To be done:
Collect all lines below with the string "Soling".

○ ○ ○ ○ ○ ○ ○

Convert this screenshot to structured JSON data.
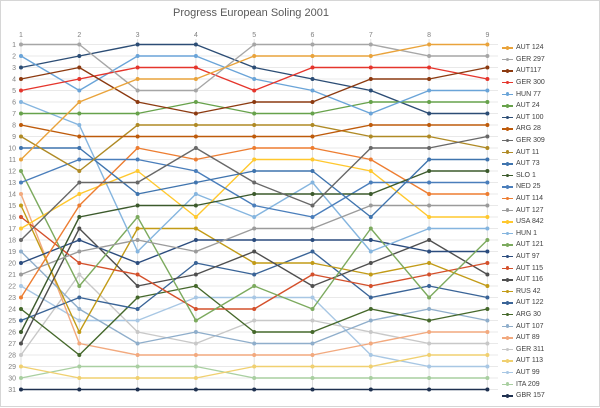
{
  "title": "Progress European Soling 2001",
  "axes": {
    "x_labels": [
      "1",
      "2",
      "3",
      "4",
      "5",
      "6",
      "7",
      "8",
      "9"
    ],
    "y_labels": [
      "1",
      "2",
      "3",
      "4",
      "5",
      "6",
      "7",
      "8",
      "9",
      "10",
      "11",
      "12",
      "13",
      "14",
      "15",
      "16",
      "17",
      "18",
      "19",
      "20",
      "21",
      "22",
      "23",
      "24",
      "25",
      "26",
      "27",
      "28",
      "29",
      "30",
      "31"
    ]
  },
  "chart_data": {
    "type": "line",
    "title": "Progress European Soling 2001",
    "x": [
      1,
      2,
      3,
      4,
      5,
      6,
      7,
      8,
      9
    ],
    "ylim": [
      1,
      31
    ],
    "y_inverted": true,
    "grid": "both",
    "legend_position": "right",
    "series": [
      {
        "name": "AUT 124",
        "color": "#E9A33B",
        "ranks": [
          11,
          6,
          4,
          4,
          2,
          2,
          2,
          1,
          1
        ]
      },
      {
        "name": "GER 297",
        "color": "#A6A6A6",
        "ranks": [
          1,
          1,
          5,
          5,
          1,
          1,
          1,
          2,
          2
        ]
      },
      {
        "name": "AUT117",
        "color": "#8C3A10",
        "ranks": [
          4,
          3,
          6,
          7,
          6,
          6,
          4,
          4,
          3
        ]
      },
      {
        "name": "GER 300",
        "color": "#E5352C",
        "ranks": [
          5,
          4,
          3,
          3,
          5,
          3,
          3,
          3,
          4
        ]
      },
      {
        "name": "HUN 77",
        "color": "#6AA4D8",
        "ranks": [
          2,
          5,
          2,
          2,
          4,
          5,
          7,
          5,
          5
        ]
      },
      {
        "name": "AUT 24",
        "color": "#67A24B",
        "ranks": [
          7,
          7,
          7,
          6,
          7,
          7,
          6,
          6,
          6
        ]
      },
      {
        "name": "AUT 100",
        "color": "#2C4D75",
        "ranks": [
          3,
          2,
          1,
          1,
          3,
          4,
          5,
          7,
          7
        ]
      },
      {
        "name": "ARG 28",
        "color": "#BE5B0B",
        "ranks": [
          8,
          9,
          9,
          9,
          9,
          9,
          8,
          8,
          8
        ]
      },
      {
        "name": "GER 309",
        "color": "#686868",
        "ranks": [
          18,
          13,
          13,
          10,
          13,
          15,
          10,
          10,
          9
        ]
      },
      {
        "name": "AUT 11",
        "color": "#AF8A25",
        "ranks": [
          9,
          12,
          8,
          8,
          8,
          8,
          9,
          9,
          10
        ]
      },
      {
        "name": "AUT 73",
        "color": "#3F74AE",
        "ranks": [
          10,
          10,
          14,
          13,
          12,
          12,
          16,
          11,
          11
        ]
      },
      {
        "name": "SLO 1",
        "color": "#3C5A2C",
        "ranks": [
          26,
          16,
          15,
          15,
          14,
          14,
          14,
          12,
          12
        ]
      },
      {
        "name": "NED 25",
        "color": "#4A7EBB",
        "ranks": [
          13,
          11,
          11,
          12,
          15,
          16,
          13,
          13,
          13
        ]
      },
      {
        "name": "AUT 114",
        "color": "#ED7D31",
        "ranks": [
          23,
          15,
          10,
          11,
          10,
          10,
          11,
          14,
          14
        ]
      },
      {
        "name": "AUT 127",
        "color": "#9B9B9B",
        "ranks": [
          21,
          19,
          18,
          19,
          17,
          17,
          15,
          15,
          15
        ]
      },
      {
        "name": "USA 842",
        "color": "#FFC82E",
        "ranks": [
          17,
          14,
          12,
          16,
          11,
          11,
          12,
          16,
          16
        ]
      },
      {
        "name": "HUN 1",
        "color": "#85B5DF",
        "ranks": [
          6,
          8,
          19,
          14,
          16,
          13,
          19,
          17,
          17
        ]
      },
      {
        "name": "AUT 121",
        "color": "#7CAA5E",
        "ranks": [
          12,
          22,
          16,
          25,
          22,
          24,
          17,
          23,
          18
        ]
      },
      {
        "name": "AUT 97",
        "color": "#2B4C7E",
        "ranks": [
          20,
          18,
          20,
          18,
          18,
          18,
          18,
          19,
          19
        ]
      },
      {
        "name": "AUT 115",
        "color": "#D4502B",
        "ranks": [
          16,
          20,
          21,
          24,
          24,
          21,
          22,
          21,
          20
        ]
      },
      {
        "name": "AUT 116",
        "color": "#4F4F4F",
        "ranks": [
          27,
          17,
          22,
          21,
          19,
          22,
          20,
          18,
          21
        ]
      },
      {
        "name": "RUS 42",
        "color": "#C29B17",
        "ranks": [
          15,
          26,
          17,
          17,
          20,
          20,
          21,
          20,
          22
        ]
      },
      {
        "name": "AUT 122",
        "color": "#3A6497",
        "ranks": [
          25,
          23,
          24,
          20,
          21,
          19,
          23,
          22,
          23
        ]
      },
      {
        "name": "ARG 30",
        "color": "#45682B",
        "ranks": [
          24,
          28,
          23,
          22,
          26,
          26,
          24,
          25,
          24
        ]
      },
      {
        "name": "AUT 107",
        "color": "#8FAECB",
        "ranks": [
          19,
          24,
          27,
          26,
          27,
          27,
          25,
          24,
          25
        ]
      },
      {
        "name": "AUT 89",
        "color": "#F2A97E",
        "ranks": [
          14,
          27,
          28,
          28,
          28,
          28,
          27,
          26,
          26
        ]
      },
      {
        "name": "GER 311",
        "color": "#C8C8C8",
        "ranks": [
          28,
          21,
          26,
          27,
          25,
          25,
          26,
          27,
          27
        ]
      },
      {
        "name": "AUT 113",
        "color": "#F0D070",
        "ranks": [
          29,
          30,
          30,
          30,
          29,
          29,
          29,
          28,
          28
        ]
      },
      {
        "name": "AUT 99",
        "color": "#A8C7E4",
        "ranks": [
          22,
          25,
          25,
          23,
          23,
          23,
          28,
          29,
          29
        ]
      },
      {
        "name": "ITA 209",
        "color": "#A9CFA1",
        "ranks": [
          30,
          29,
          29,
          29,
          30,
          30,
          30,
          30,
          30
        ]
      },
      {
        "name": "GBR 157",
        "color": "#1F3150",
        "ranks": [
          31,
          31,
          31,
          31,
          31,
          31,
          31,
          31,
          31
        ]
      }
    ]
  },
  "colors": {
    "title_text": "#595959",
    "axis_text": "#7F7F7F",
    "gridline": "#E9E9E9",
    "vertical_gridline": "#E0E0E0",
    "frame_border": "#D6D6D6",
    "legend_text": "#404040"
  }
}
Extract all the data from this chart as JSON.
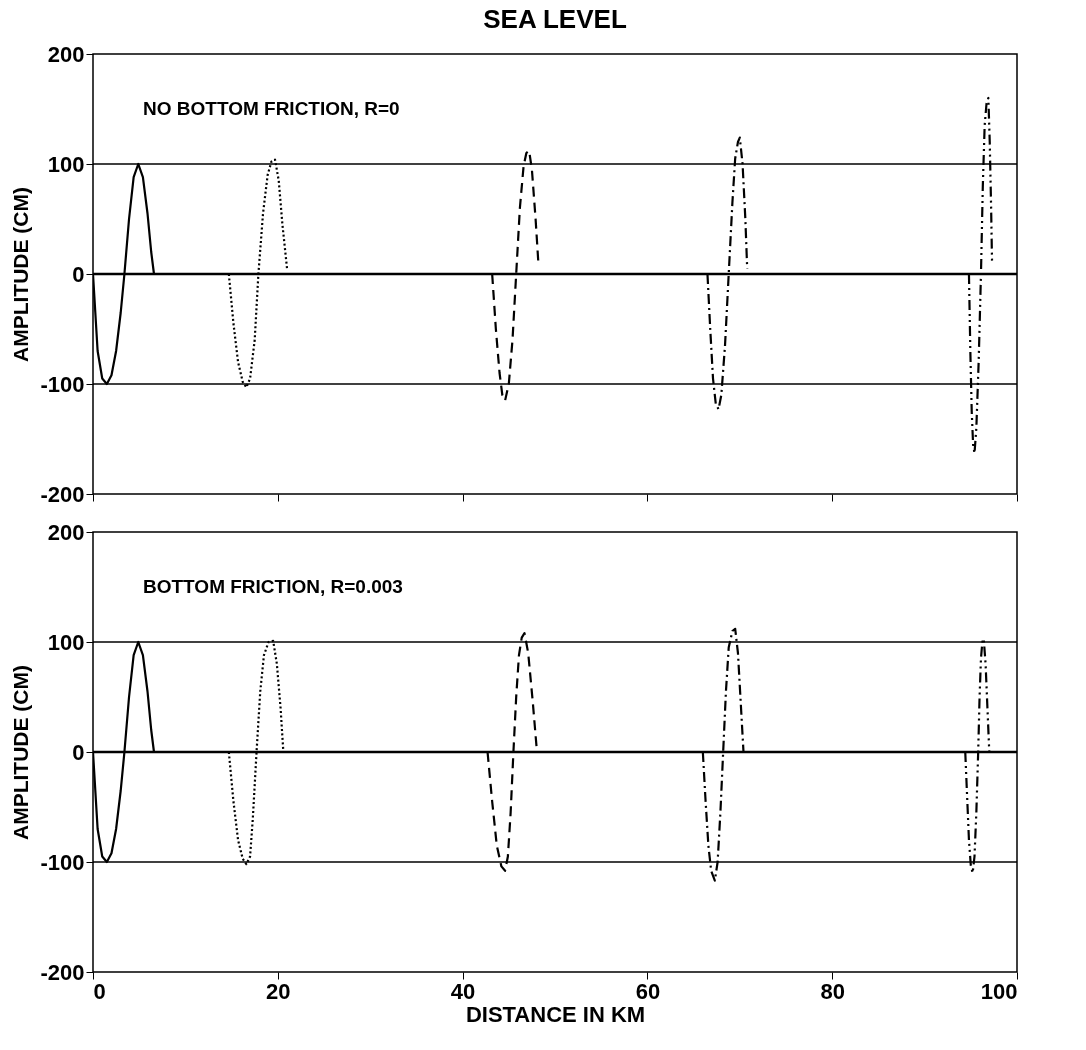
{
  "chart_data": [
    {
      "type": "line",
      "title": "SEA LEVEL",
      "ylabel": "AMPLITUDE (CM)",
      "annotations": [
        "NO BOTTOM FRICTION, R=0"
      ],
      "xlim": [
        0,
        100
      ],
      "xticks": [
        0,
        20,
        40,
        60,
        80,
        100
      ],
      "ylim": [
        -200,
        200
      ],
      "yticks": [
        -200,
        -100,
        0,
        100,
        200
      ],
      "tick_labels": "y",
      "grid": false,
      "ref_lines": [
        {
          "axis": "y",
          "value": 100,
          "color": "#000000"
        },
        {
          "axis": "y",
          "value": 0,
          "color": "#000000"
        },
        {
          "axis": "y",
          "value": -100,
          "color": "#000000"
        }
      ],
      "series": [
        {
          "color": "#000000",
          "line_style": "solid",
          "x": [
            0,
            0.5,
            1,
            1.5,
            2,
            2.5,
            3,
            3.4,
            3.9,
            4.4,
            4.9,
            5.4,
            5.9,
            6.3,
            6.6
          ],
          "values": [
            0,
            -70,
            -95,
            -100,
            -92,
            -70,
            -35,
            0,
            50,
            88,
            100,
            88,
            55,
            20,
            0
          ]
        },
        {
          "color": "#000000",
          "line_style": "dotted",
          "x": [
            14.7,
            15.2,
            15.7,
            16.2,
            16.6,
            17.0,
            17.5,
            17.9,
            18.4,
            18.9,
            19.3,
            19.7,
            20.1,
            20.5,
            21.0
          ],
          "values": [
            0,
            -45,
            -80,
            -98,
            -103,
            -95,
            -60,
            0,
            55,
            90,
            102,
            104,
            85,
            45,
            5
          ]
        },
        {
          "color": "#000000",
          "line_style": "dashed",
          "x": [
            43.2,
            43.6,
            44.0,
            44.3,
            44.6,
            45.0,
            45.4,
            45.8,
            46.2,
            46.6,
            46.9,
            47.2,
            47.5,
            47.9,
            48.2
          ],
          "values": [
            0,
            -50,
            -90,
            -110,
            -115,
            -100,
            -60,
            0,
            60,
            98,
            110,
            112,
            95,
            50,
            10
          ]
        },
        {
          "color": "#000000",
          "line_style": "dashdot",
          "x": [
            66.5,
            66.8,
            67.1,
            67.4,
            67.7,
            68.0,
            68.4,
            68.8,
            69.2,
            69.5,
            69.8,
            70.0,
            70.3,
            70.6,
            70.8
          ],
          "values": [
            0,
            -50,
            -95,
            -118,
            -123,
            -110,
            -65,
            0,
            65,
            105,
            120,
            124,
            100,
            50,
            5
          ]
        },
        {
          "color": "#000000",
          "line_style": "dashdotdot",
          "x": [
            94.8,
            94.95,
            95.1,
            95.25,
            95.4,
            95.6,
            95.85,
            96.1,
            96.3,
            96.5,
            96.7,
            96.9,
            97.05,
            97.2,
            97.3
          ],
          "values": [
            0,
            -70,
            -125,
            -155,
            -163,
            -140,
            -80,
            0,
            80,
            135,
            155,
            160,
            120,
            60,
            10
          ]
        }
      ]
    },
    {
      "type": "line",
      "xlabel": "DISTANCE IN KM",
      "ylabel": "AMPLITUDE (CM)",
      "annotations": [
        "BOTTOM FRICTION, R=0.003"
      ],
      "xlim": [
        0,
        100
      ],
      "xticks": [
        0,
        20,
        40,
        60,
        80,
        100
      ],
      "ylim": [
        -200,
        200
      ],
      "yticks": [
        -200,
        -100,
        0,
        100,
        200
      ],
      "grid": false,
      "ref_lines": [
        {
          "axis": "y",
          "value": 100,
          "color": "#000000"
        },
        {
          "axis": "y",
          "value": 0,
          "color": "#000000"
        },
        {
          "axis": "y",
          "value": -100,
          "color": "#000000"
        }
      ],
      "series": [
        {
          "color": "#000000",
          "line_style": "solid",
          "x": [
            0,
            0.5,
            1,
            1.5,
            2,
            2.5,
            3,
            3.4,
            3.9,
            4.4,
            4.9,
            5.4,
            5.9,
            6.3,
            6.6
          ],
          "values": [
            0,
            -70,
            -95,
            -100,
            -92,
            -70,
            -35,
            0,
            50,
            88,
            100,
            88,
            55,
            20,
            0
          ]
        },
        {
          "color": "#000000",
          "line_style": "dotted",
          "x": [
            14.7,
            15.2,
            15.7,
            16.2,
            16.6,
            17.0,
            17.3,
            17.7,
            18.1,
            18.5,
            19.0,
            19.5,
            19.9,
            20.3,
            20.6
          ],
          "values": [
            0,
            -45,
            -80,
            -97,
            -102,
            -95,
            -60,
            0,
            55,
            88,
            100,
            101,
            80,
            40,
            0
          ]
        },
        {
          "color": "#000000",
          "line_style": "dashed",
          "x": [
            42.7,
            43.2,
            43.7,
            44.2,
            44.6,
            44.9,
            45.2,
            45.5,
            45.8,
            46.1,
            46.4,
            46.7,
            47.1,
            47.6,
            48.0
          ],
          "values": [
            0,
            -45,
            -85,
            -104,
            -108,
            -95,
            -55,
            0,
            50,
            88,
            104,
            108,
            90,
            45,
            5
          ]
        },
        {
          "color": "#000000",
          "line_style": "dashdot",
          "x": [
            66.0,
            66.3,
            66.6,
            66.9,
            67.3,
            67.6,
            67.9,
            68.2,
            68.5,
            68.8,
            69.2,
            69.5,
            69.8,
            70.1,
            70.4
          ],
          "values": [
            0,
            -45,
            -85,
            -108,
            -117,
            -100,
            -55,
            0,
            55,
            95,
            110,
            112,
            90,
            45,
            0
          ]
        },
        {
          "color": "#000000",
          "line_style": "dashdotdot",
          "x": [
            94.4,
            94.6,
            94.8,
            95.0,
            95.2,
            95.4,
            95.6,
            95.8,
            95.95,
            96.1,
            96.25,
            96.4,
            96.6,
            96.8,
            97.0
          ],
          "values": [
            0,
            -40,
            -80,
            -103,
            -110,
            -95,
            -55,
            0,
            50,
            85,
            100,
            103,
            80,
            40,
            0
          ]
        }
      ]
    }
  ]
}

○ ○ ○ ○ ○ ○ ○

Solution to the exercise:
  "title": "Progress European Soling 2001",
    "title": "Progress European Soling 2001",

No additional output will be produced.